_Objective_
Copy out all lines carrying the word "acteurs".

(Extracted records)
- - - -
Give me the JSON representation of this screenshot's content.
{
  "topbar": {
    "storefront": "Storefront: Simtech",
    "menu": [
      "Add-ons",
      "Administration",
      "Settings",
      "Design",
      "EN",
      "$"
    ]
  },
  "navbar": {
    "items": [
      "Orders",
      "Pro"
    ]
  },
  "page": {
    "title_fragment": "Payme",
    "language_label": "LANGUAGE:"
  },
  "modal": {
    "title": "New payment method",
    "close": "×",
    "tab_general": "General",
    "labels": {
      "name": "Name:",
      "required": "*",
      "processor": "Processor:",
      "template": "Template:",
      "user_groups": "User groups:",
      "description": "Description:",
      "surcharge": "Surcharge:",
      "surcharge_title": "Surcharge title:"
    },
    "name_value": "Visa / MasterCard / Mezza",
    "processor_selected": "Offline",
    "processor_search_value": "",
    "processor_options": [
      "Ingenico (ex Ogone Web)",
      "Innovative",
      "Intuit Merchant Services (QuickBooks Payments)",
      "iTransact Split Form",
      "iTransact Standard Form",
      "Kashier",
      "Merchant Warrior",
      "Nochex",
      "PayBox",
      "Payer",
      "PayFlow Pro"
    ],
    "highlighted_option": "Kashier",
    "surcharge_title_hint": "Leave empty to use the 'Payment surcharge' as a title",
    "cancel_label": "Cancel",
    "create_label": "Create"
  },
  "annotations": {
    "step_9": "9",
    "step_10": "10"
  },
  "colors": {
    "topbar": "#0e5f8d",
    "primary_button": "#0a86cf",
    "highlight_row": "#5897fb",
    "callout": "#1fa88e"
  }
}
- - - -
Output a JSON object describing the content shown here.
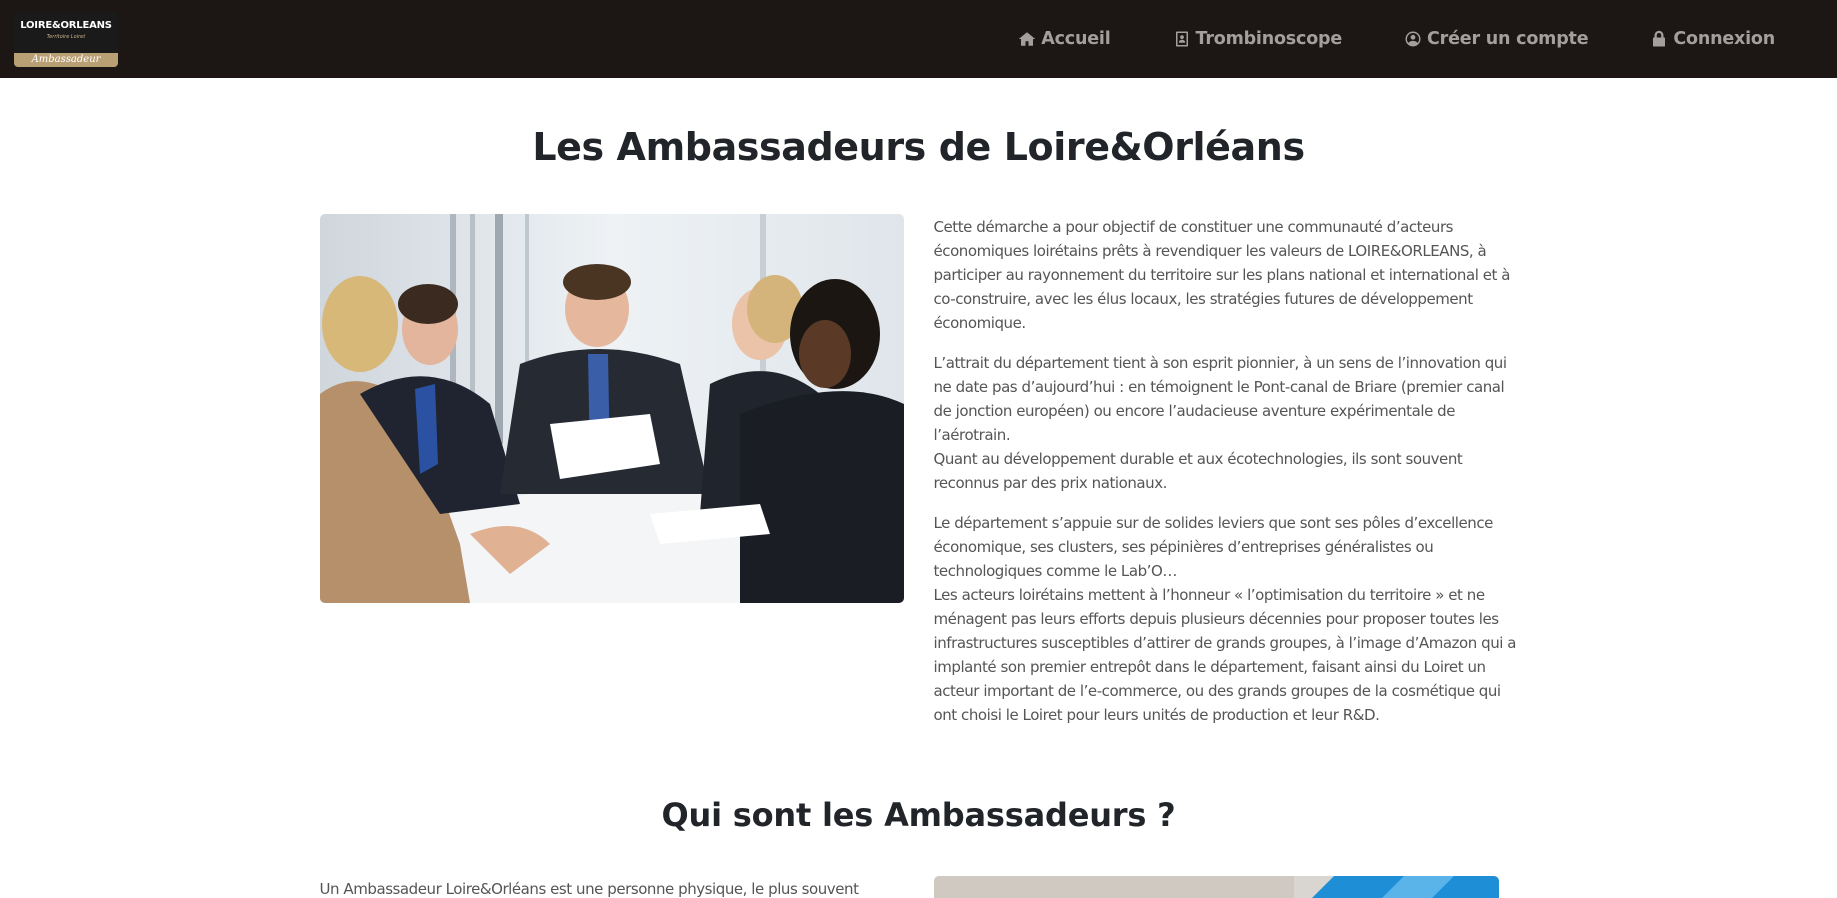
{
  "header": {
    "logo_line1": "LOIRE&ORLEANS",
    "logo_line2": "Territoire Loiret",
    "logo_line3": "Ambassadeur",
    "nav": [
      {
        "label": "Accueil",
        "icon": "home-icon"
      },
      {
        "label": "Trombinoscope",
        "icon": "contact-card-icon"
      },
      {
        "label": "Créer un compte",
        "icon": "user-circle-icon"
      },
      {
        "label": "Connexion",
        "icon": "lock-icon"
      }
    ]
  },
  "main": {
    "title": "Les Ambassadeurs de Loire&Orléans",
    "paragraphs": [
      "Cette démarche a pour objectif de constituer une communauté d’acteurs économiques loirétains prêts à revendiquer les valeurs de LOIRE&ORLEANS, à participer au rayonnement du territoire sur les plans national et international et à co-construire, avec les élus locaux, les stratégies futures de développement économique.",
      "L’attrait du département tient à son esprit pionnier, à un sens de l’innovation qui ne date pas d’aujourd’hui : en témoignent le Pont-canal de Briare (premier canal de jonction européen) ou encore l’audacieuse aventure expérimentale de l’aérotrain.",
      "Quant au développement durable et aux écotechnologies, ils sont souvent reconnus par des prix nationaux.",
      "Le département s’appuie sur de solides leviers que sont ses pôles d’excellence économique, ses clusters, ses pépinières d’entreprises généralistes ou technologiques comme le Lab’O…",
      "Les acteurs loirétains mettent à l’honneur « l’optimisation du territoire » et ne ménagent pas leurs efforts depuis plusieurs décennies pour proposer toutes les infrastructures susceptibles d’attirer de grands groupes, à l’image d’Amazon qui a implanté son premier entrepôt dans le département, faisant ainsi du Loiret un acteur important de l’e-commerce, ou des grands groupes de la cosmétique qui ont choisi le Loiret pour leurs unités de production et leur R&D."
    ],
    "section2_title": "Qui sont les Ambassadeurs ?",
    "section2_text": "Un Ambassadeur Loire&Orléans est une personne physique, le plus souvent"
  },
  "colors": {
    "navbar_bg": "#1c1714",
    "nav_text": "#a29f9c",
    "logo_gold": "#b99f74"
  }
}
- - - -
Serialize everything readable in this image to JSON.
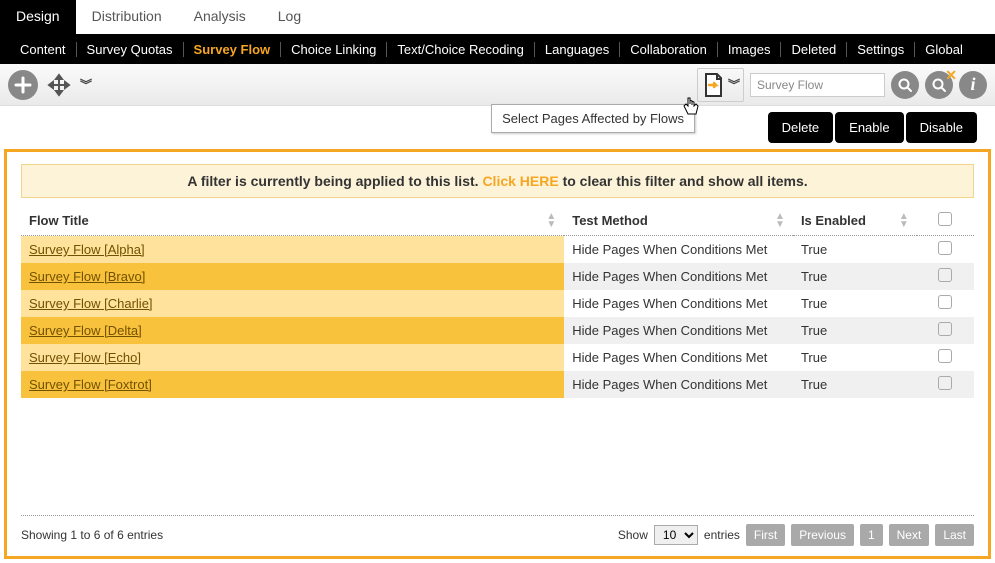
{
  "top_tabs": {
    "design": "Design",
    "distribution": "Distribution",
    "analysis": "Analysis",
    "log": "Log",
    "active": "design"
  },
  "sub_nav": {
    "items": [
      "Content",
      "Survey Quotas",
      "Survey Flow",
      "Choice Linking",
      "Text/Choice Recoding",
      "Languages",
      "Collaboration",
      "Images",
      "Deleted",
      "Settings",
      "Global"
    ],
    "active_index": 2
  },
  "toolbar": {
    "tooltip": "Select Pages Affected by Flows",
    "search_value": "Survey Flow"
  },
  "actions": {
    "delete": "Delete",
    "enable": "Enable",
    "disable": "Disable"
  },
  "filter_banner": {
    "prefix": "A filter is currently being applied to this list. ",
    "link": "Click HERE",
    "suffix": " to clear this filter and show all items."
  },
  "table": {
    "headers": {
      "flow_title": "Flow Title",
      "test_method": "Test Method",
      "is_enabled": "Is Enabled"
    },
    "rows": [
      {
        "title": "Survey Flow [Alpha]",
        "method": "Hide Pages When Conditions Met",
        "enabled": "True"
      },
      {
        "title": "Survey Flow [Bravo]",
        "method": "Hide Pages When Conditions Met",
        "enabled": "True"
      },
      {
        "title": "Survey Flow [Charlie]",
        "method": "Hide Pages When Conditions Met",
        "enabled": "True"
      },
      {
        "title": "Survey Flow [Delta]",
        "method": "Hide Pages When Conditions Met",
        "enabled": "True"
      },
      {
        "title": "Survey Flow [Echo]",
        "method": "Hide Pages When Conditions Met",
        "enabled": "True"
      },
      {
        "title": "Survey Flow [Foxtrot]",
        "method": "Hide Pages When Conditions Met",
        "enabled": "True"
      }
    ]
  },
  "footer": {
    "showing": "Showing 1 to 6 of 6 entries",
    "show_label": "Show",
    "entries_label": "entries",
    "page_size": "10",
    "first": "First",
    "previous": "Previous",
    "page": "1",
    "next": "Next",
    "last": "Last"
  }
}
- - - -
_Exercise output_
      "Cette démarche a pour objectif de constituer une communauté d’acteurs économiques loirétains prêts à revendiquer les valeurs de LOIRE&ORLEANS, à participer au rayonnement du territoire sur les plans national et international et à co-construire, avec les élus locaux, les stratégies futures de développement économique.",
      "Les acteurs loirétains mettent à l’honneur « l’optimisation du territoire » et ne ménagent pas leurs efforts depuis plusieurs décennies pour proposer toutes les infrastructures susceptibles d’attirer de grands groupes, à l’image d’Amazon qui a implanté son premier entrepôt dans le département, faisant ainsi du Loiret un acteur important de l’e-commerce, ou des grands groupes de la cosmétique qui ont choisi le Loiret pour leurs unités de production et leur R&D."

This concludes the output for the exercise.